Stored data:
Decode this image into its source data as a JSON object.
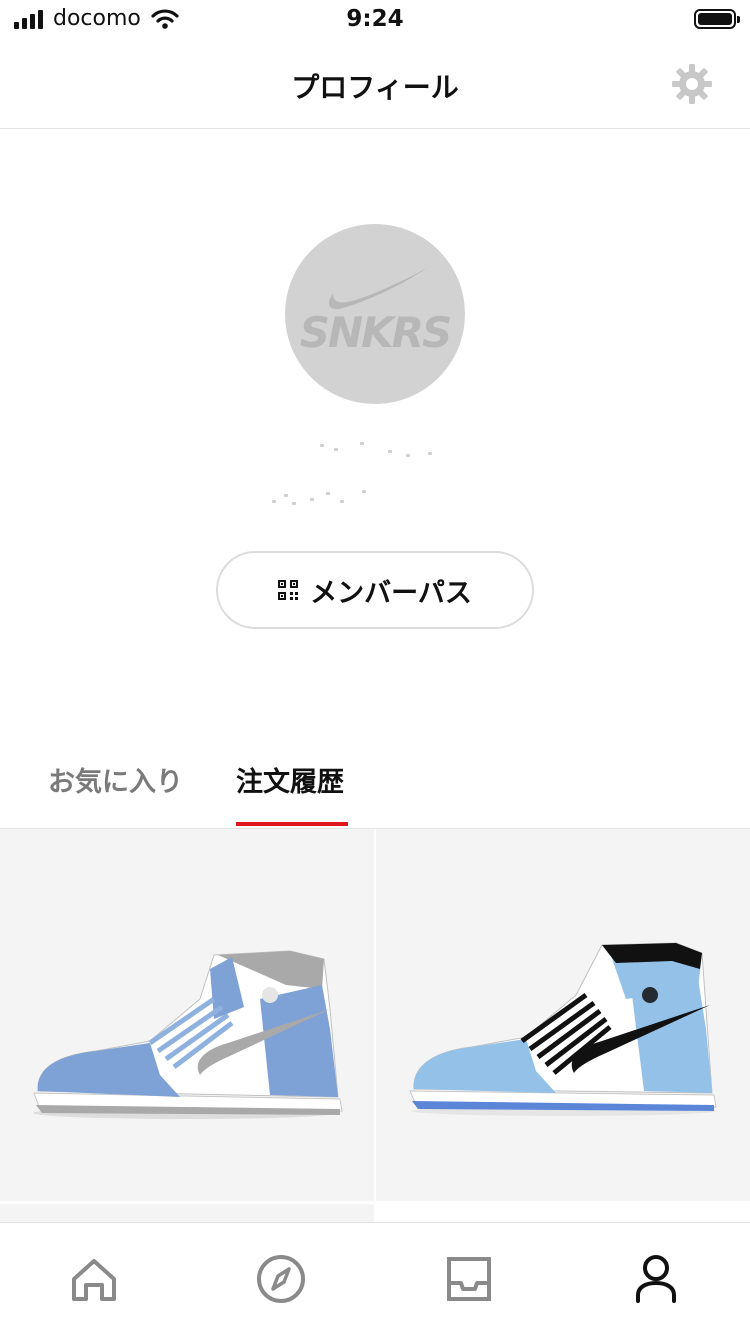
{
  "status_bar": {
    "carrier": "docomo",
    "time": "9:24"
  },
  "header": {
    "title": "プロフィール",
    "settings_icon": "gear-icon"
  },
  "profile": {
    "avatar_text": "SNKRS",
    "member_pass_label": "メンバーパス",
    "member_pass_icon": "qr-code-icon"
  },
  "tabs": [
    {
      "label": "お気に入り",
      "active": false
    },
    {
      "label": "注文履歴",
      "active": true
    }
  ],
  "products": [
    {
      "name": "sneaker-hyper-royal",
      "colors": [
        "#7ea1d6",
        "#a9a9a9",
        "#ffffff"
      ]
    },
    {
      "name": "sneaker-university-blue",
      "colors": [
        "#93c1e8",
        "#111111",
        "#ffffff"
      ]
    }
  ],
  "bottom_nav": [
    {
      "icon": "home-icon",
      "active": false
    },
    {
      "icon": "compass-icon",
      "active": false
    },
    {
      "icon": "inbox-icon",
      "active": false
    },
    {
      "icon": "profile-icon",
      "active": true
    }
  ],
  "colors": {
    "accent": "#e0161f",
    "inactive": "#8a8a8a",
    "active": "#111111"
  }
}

_TASK REQUIREMENTS:_
Collect each line containing the string "name".

_RESULT BELOW:_
      "name": "sneaker-hyper-royal",
      "name": "sneaker-university-blue",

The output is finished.